**What the exercise asks**
Transcribe each entry exactly as it appears, leaving out any picture it holds.
################
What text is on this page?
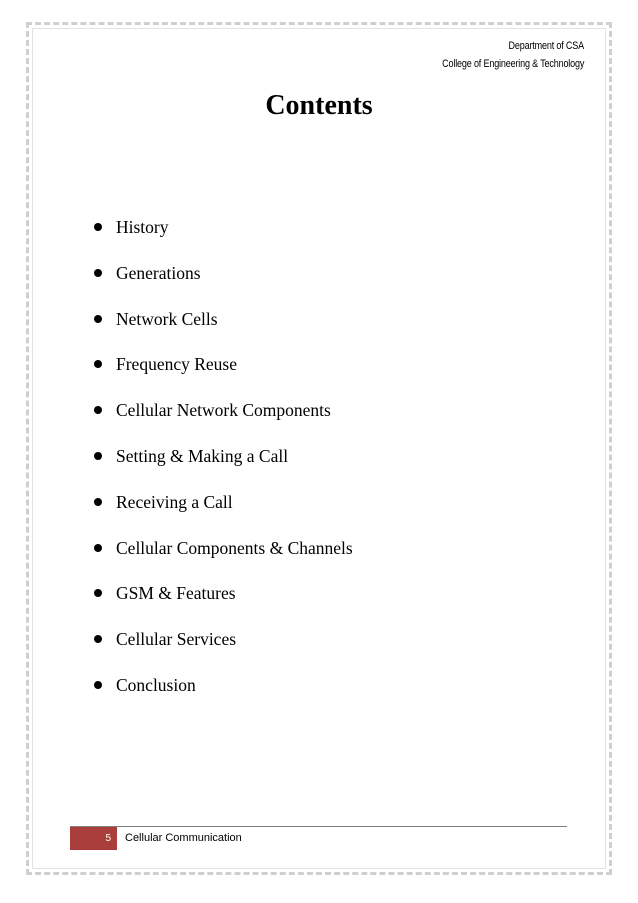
Department of CSA
College of Engineering & Technology
Contents
History
Generations
Network Cells
Frequency Reuse
Cellular Network Components
Setting & Making a Call
Receiving a Call
Cellular Components & Channels
GSM & Features
Cellular Services
Conclusion
5	Cellular Communication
################
**Answer**
What text is on this page?
Department of CSA
College of Engineering & Technology
Contents
History
Generations
Network Cells
Frequency Reuse
Cellular Network Components
Setting & Making a Call
Receiving a Call
Cellular Components & Channels
GSM & Features
Cellular Services
Conclusion
5	Cellular Communication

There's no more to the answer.